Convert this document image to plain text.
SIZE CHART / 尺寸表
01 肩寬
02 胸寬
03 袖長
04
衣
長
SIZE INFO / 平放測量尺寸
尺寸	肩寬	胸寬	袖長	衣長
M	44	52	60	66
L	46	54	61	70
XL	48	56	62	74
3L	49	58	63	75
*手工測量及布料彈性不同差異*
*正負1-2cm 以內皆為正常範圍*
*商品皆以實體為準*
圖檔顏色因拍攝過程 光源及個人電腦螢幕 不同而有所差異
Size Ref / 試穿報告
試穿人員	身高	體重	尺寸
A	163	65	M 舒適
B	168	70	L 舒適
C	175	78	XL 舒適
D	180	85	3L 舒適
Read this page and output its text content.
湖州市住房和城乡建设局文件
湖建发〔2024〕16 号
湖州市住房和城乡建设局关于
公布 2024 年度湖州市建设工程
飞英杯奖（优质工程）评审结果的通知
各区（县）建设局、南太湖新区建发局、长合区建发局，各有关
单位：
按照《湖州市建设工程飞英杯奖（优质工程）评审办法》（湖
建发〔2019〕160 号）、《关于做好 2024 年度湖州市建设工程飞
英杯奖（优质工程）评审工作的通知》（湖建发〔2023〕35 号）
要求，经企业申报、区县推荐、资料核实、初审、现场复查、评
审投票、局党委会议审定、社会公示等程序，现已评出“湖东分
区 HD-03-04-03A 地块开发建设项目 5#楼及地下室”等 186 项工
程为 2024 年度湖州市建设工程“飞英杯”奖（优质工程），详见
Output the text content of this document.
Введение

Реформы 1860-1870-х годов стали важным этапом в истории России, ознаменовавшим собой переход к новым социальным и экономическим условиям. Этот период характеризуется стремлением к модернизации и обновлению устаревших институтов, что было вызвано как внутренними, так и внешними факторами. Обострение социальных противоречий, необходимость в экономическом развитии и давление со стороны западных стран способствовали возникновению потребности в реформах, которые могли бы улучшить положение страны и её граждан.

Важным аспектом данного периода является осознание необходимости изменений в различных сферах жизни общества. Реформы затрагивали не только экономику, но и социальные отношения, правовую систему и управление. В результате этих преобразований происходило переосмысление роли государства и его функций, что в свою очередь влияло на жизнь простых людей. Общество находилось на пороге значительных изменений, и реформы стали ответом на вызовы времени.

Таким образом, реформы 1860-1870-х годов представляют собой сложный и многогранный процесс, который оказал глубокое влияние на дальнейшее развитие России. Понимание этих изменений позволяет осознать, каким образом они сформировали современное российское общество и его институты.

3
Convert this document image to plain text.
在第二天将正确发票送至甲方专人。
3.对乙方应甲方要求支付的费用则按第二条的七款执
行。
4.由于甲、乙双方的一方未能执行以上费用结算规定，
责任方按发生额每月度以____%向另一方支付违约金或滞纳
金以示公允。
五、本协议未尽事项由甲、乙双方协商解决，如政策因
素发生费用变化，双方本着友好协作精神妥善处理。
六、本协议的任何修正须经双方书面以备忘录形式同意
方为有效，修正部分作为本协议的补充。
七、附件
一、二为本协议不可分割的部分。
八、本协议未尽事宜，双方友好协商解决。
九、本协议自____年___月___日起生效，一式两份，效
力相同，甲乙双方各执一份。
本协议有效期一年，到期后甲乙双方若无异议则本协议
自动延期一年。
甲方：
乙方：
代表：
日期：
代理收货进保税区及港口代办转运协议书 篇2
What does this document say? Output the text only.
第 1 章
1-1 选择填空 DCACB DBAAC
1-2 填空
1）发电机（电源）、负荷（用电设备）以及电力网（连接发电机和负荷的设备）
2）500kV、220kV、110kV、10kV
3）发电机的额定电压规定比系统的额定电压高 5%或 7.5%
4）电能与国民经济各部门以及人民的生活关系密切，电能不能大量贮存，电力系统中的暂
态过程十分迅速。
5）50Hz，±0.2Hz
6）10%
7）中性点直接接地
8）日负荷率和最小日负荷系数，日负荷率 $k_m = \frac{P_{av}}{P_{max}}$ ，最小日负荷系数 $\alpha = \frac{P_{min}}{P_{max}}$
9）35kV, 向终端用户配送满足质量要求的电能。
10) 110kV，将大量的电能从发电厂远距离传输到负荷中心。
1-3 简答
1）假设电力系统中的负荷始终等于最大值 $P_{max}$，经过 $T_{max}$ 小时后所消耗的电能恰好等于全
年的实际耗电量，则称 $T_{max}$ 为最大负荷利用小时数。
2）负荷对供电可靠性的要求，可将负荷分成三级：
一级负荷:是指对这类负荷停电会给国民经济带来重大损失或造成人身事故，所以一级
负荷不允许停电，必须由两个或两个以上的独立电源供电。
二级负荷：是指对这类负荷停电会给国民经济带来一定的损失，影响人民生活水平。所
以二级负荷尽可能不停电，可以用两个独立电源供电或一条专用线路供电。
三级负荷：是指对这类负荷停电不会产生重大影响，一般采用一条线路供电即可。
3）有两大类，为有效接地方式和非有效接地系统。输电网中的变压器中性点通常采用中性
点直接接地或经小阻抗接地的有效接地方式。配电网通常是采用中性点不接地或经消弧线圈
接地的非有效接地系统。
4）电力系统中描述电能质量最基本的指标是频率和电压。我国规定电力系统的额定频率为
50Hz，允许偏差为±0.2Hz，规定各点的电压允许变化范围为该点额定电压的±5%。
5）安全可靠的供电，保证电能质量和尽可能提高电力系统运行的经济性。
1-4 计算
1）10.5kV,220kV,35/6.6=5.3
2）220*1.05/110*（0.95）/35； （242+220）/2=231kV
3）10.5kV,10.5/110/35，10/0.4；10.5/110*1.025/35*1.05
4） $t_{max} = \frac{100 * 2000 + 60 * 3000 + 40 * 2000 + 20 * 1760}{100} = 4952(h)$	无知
________
*Task instructions*: Which lines above hold the word "text"? Copy each of them.

*Complete answer*:
Convert this document image to plain text.
Read this page and output its text content.
Output the text content of this document.
Convert this document image to plain text.
What does this document say? Output the text only.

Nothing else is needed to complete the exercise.